BRIEF: Leave out the images; return the rest of the data exactly.
----
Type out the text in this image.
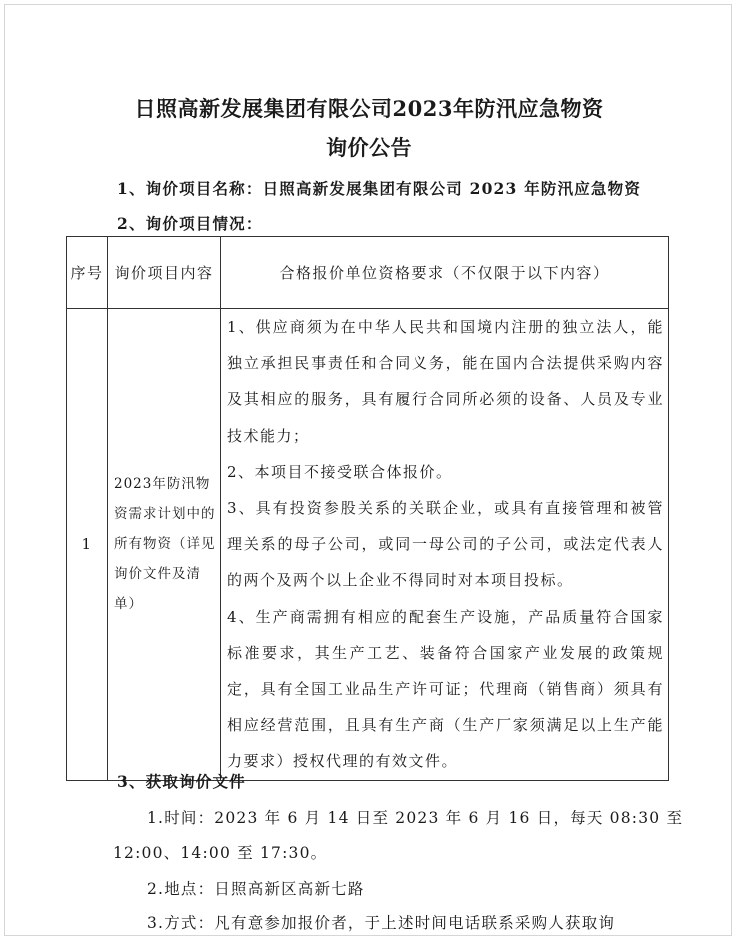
日照高新发展集团有限公司2023年防汛应急物资
询价公告
1、询价项目名称：日照高新发展集团有限公司 2023 年防汛应急物资
2、询价项目情况：
序号	询价项目内容	合格报价单位资格要求（不仅限于以下内容）
1	2023年防汛物资需求计划中的所有物资（详见询价文件及清单）	1、供应商须为在中华人民共和国境内注册的独立法人，能独立承担民事责任和合同义务，能在国内合法提供采购内容及其相应的服务，具有履行合同所必须的设备、人员及专业技术能力；
2、本项目不接受联合体报价。
3、具有投资参股关系的关联企业，或具有直接管理和被管理关系的母子公司，或同一母公司的子公司，或法定代表人的两个及两个以上企业不得同时对本项目投标。
4、生产商需拥有相应的配套生产设施，产品质量符合国家标准要求，其生产工艺、装备符合国家产业发展的政策规定，具有全国工业品生产许可证；代理商（销售商）须具有相应经营范围，且具有生产商（生产厂家须满足以上生产能力要求）授权代理的有效文件。
3、获取询价文件
1.时间：2023 年 6 月 14 日至 2023 年 6 月 16 日，每天 08:30 至
12:00、14:00 至 17:30。
2.地点：日照高新区高新七路
3.方式：凡有意参加报价者，于上述时间电话联系采购人获取询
----
THE RESPONSE:
Type out the text in this image.
日照高新发展集团有限公司2023年防汛应急物资
询价公告
1、询价项目名称：日照高新发展集团有限公司 2023 年防汛应急物资
2、询价项目情况：
序号	询价项目内容	合格报价单位资格要求（不仅限于以下内容）
1	2023年防汛物资需求计划中的所有物资（详见询价文件及清单）	1、供应商须为在中华人民共和国境内注册的独立法人，能独立承担民事责任和合同义务，能在国内合法提供采购内容及其相应的服务，具有履行合同所必须的设备、人员及专业技术能力；
2、本项目不接受联合体报价。
3、具有投资参股关系的关联企业，或具有直接管理和被管理关系的母子公司，或同一母公司的子公司，或法定代表人的两个及两个以上企业不得同时对本项目投标。
4、生产商需拥有相应的配套生产设施，产品质量符合国家标准要求，其生产工艺、装备符合国家产业发展的政策规定，具有全国工业品生产许可证；代理商（销售商）须具有相应经营范围，且具有生产商（生产厂家须满足以上生产能力要求）授权代理的有效文件。
3、获取询价文件
1.时间：2023 年 6 月 14 日至 2023 年 6 月 16 日，每天 08:30 至
12:00、14:00 至 17:30。
2.地点：日照高新区高新七路
3.方式：凡有意参加报价者，于上述时间电话联系采购人获取询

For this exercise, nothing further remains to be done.